▸ DATA TO PROCESS:
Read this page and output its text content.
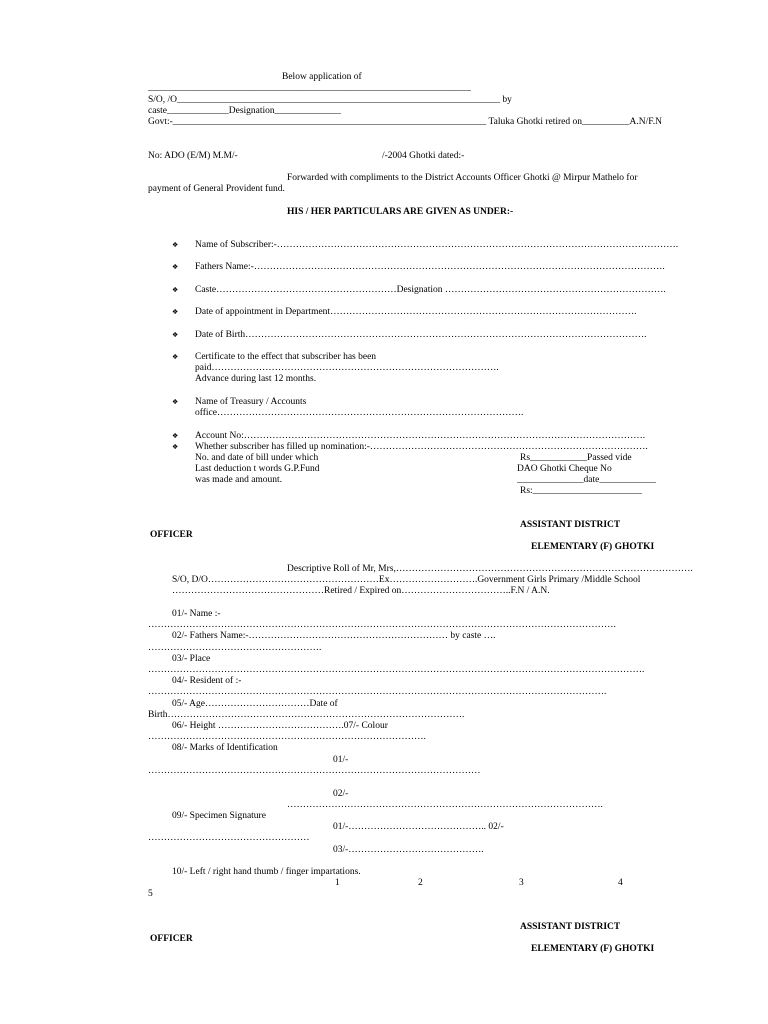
Below application of
____________________________________________________________________
S/O, /O____________________________________________________________________ by
caste_____________Designation______________
Govt:-__________________________________________________________________ Taluka Ghotki retired on__________A.N/F.N
No: ADO (E/M) M.M/-	/-2004 Ghotki dated:-
Forwarded with compliments to the District Accounts Officer Ghotki @ Mirpur Mathelo for
payment of General Provident fund.
HIS / HER PARTICULARS ARE GIVEN AS UNDER:-
❖ Name of Subscriber:-……………………………………………………………………………………………………………….
❖ Fathers Name:-………………………………………………………………………………………………………………….
❖ Caste…………………………………………………Designation …………………………………………………………….
❖ Date of appointment in Department…………………………………………………………………………………….
❖ Date of Birth……………………………………………………………………………………………………………….
❖ Certificate to the effect that subscriber has been
paid……………………………………………………………………………….
Advance during last 12 months.
❖ Name of Treasury / Accounts
office…………………………………………………………………………………….
❖ Account No:……………………………………………………………………………………………………………….
❖ Whether subscriber has filled up nomination:-…………………………………………………………………………….
No. and date of bill under which
Last deduction t words G.P.Fund
was made and amount.
Rs____________Passed vide
DAO Ghotki Cheque No
______________date____________
Rs:_______________________
ASSISTANT DISTRICT
OFFICER
ELEMENTARY (F) GHOTKI
Descriptive Roll of Mr, Mrs,………………………………………………………………………………….
S/O, D/O………………………………………………Ex……………………….Government Girls Primary /Middle School
…………………………………………Retired / Expired on……………………………..F.N / A.N.
01/- Name :-
………………………………………………………………………………………………………………………………….
02/- Fathers Name:-……………………………………………………… by caste ….
……………………………………………….
03/- Place
………………………………………………………………………………………………………………………………………….
04/- Resident of :-
……………………………………………………………………………………………………………………………….
05/- Age……………………………Date of
Birth………………………………………………………………………………….
06/- Height ………………………………….07/- Colour
…………………………………………………………………………….
08/- Marks of Identification
01/-
……………………………………………………………………………………………
02/-
……………………………………………………………………………………….
09/- Specimen Signature
01/-…………………………………….. 02/-
……………………………………………
03/-…………………………………….
10/- Left / right hand thumb / finger impartations.
1	2	3	4
5
ASSISTANT DISTRICT
OFFICER
ELEMENTARY (F) GHOTKI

▸ WHAT THE TASK ASKS:
Leaving all pictures aside, quote each record exactly.

▸ COMPLETE RESPONSE:
Read this page and output its text content.
Below application of
____________________________________________________________________
S/O, /O____________________________________________________________________ by
caste_____________Designation______________
Govt:-__________________________________________________________________ Taluka Ghotki retired on__________A.N/F.N
No: ADO (E/M) M.M/-	/-2004 Ghotki dated:-
Forwarded with compliments to the District Accounts Officer Ghotki @ Mirpur Mathelo for
payment of General Provident fund.
HIS / HER PARTICULARS ARE GIVEN AS UNDER:-
❖ Name of Subscriber:-……………………………………………………………………………………………………………….
❖ Fathers Name:-………………………………………………………………………………………………………………….
❖ Caste…………………………………………………Designation …………………………………………………………….
❖ Date of appointment in Department…………………………………………………………………………………….
❖ Date of Birth……………………………………………………………………………………………………………….
❖ Certificate to the effect that subscriber has been
paid……………………………………………………………………………….
Advance during last 12 months.
❖ Name of Treasury / Accounts
office…………………………………………………………………………………….
❖ Account No:……………………………………………………………………………………………………………….
❖ Whether subscriber has filled up nomination:-…………………………………………………………………………….
No. and date of bill under which
Last deduction t words G.P.Fund
was made and amount.
Rs____________Passed vide
DAO Ghotki Cheque No
______________date____________
Rs:_______________________
ASSISTANT DISTRICT
OFFICER
ELEMENTARY (F) GHOTKI
Descriptive Roll of Mr, Mrs,………………………………………………………………………………….
S/O, D/O………………………………………………Ex……………………….Government Girls Primary /Middle School
…………………………………………Retired / Expired on……………………………..F.N / A.N.
01/- Name :-
………………………………………………………………………………………………………………………………….
02/- Fathers Name:-……………………………………………………… by caste ….
……………………………………………….
03/- Place
………………………………………………………………………………………………………………………………………….
04/- Resident of :-
……………………………………………………………………………………………………………………………….
05/- Age……………………………Date of
Birth………………………………………………………………………………….
06/- Height ………………………………….07/- Colour
…………………………………………………………………………….
08/- Marks of Identification
01/-
……………………………………………………………………………………………
02/-
……………………………………………………………………………………….
09/- Specimen Signature
01/-…………………………………….. 02/-
……………………………………………
03/-…………………………………….
10/- Left / right hand thumb / finger impartations.
1	2	3	4
5
ASSISTANT DISTRICT
OFFICER
ELEMENTARY (F) GHOTKI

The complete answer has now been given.